#### [Problem description]
Count the lines in the data below that contain the string "NETWORK", treating case as significant. Reply with the number alone.

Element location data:
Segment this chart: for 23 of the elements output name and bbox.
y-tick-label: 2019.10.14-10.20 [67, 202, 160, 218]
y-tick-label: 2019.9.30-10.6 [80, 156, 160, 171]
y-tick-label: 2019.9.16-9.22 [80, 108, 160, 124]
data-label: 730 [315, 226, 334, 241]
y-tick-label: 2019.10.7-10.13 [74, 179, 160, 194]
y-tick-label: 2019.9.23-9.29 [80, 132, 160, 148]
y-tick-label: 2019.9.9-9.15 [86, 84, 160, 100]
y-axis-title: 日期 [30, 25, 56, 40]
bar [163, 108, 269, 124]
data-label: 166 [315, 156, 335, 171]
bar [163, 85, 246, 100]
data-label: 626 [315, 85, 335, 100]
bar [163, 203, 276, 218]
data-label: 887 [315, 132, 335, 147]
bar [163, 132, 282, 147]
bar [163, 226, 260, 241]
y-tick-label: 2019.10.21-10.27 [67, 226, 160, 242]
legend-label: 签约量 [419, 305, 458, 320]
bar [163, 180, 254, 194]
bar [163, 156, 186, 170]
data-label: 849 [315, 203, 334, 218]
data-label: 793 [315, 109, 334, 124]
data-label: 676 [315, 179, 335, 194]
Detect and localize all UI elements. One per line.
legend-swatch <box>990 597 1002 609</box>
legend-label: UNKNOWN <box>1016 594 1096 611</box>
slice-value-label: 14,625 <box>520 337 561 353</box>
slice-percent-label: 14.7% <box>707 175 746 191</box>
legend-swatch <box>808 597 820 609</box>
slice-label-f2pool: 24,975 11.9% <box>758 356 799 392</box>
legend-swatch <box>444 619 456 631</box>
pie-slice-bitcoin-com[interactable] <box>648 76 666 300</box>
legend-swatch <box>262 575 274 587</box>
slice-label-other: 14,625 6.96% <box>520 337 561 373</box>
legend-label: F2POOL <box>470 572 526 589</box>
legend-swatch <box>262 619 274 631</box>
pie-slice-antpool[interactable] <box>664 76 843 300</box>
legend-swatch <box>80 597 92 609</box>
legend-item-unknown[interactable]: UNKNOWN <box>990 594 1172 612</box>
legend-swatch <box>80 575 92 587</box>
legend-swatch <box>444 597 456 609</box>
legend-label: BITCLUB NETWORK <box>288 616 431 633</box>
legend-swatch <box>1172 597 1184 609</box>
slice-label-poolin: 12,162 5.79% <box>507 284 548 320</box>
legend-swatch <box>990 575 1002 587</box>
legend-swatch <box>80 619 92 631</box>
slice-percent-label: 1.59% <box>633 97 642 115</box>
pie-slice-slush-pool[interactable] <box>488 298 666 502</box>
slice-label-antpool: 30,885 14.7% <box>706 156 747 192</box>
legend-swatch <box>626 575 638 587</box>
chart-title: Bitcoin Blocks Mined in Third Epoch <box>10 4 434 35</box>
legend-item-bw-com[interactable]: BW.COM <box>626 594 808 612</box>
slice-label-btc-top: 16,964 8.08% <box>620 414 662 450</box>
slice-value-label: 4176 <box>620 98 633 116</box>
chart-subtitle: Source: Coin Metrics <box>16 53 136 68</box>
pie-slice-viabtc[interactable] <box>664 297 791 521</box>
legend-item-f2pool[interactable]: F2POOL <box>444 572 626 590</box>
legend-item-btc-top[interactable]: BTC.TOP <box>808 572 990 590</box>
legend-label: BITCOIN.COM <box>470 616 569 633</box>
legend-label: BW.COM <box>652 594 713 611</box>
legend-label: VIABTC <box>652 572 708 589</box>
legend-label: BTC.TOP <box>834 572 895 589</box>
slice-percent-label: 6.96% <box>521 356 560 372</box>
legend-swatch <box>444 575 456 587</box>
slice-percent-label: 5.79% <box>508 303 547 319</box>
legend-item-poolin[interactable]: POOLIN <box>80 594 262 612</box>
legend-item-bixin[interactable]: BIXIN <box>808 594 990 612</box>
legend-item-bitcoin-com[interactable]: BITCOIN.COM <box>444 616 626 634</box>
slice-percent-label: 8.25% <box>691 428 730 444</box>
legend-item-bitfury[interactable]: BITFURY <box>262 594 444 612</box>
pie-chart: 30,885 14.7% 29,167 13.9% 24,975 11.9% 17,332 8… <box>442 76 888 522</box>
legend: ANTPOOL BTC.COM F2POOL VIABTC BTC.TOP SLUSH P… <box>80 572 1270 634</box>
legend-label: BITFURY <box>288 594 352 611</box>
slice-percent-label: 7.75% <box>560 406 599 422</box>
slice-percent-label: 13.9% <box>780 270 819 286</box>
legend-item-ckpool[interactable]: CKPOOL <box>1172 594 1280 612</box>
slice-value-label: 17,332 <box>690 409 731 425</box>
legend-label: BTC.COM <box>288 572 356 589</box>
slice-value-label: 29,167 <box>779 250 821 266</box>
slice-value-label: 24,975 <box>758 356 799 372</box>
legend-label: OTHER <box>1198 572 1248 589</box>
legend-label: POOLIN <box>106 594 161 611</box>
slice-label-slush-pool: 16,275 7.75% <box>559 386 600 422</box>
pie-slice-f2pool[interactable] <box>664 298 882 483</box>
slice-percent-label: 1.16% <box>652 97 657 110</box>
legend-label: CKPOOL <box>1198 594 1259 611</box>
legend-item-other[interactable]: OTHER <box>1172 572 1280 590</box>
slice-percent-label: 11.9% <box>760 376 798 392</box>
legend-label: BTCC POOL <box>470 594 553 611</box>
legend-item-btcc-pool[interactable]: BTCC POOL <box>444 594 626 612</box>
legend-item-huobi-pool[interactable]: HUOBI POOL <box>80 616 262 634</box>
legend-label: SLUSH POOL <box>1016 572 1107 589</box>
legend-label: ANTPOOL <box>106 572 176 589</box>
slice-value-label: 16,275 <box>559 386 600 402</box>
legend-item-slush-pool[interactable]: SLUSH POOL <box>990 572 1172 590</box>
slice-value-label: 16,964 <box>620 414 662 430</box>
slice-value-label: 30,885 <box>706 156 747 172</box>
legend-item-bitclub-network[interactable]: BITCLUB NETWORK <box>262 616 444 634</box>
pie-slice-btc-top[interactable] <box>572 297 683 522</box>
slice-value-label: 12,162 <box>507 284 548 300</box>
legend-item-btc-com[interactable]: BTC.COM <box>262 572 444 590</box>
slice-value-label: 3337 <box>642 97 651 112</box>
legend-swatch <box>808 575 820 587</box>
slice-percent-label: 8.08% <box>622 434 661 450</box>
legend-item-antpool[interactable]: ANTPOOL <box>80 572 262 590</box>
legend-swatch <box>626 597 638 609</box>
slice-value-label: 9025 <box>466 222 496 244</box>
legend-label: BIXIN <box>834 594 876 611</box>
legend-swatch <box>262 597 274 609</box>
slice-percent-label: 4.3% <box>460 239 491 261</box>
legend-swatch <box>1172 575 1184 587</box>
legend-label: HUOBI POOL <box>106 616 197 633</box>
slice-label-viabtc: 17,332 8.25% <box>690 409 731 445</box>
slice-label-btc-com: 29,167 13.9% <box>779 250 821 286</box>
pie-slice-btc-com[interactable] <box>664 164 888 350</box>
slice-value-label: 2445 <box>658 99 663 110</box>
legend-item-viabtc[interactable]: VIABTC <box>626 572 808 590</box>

#### [Output for this task]
2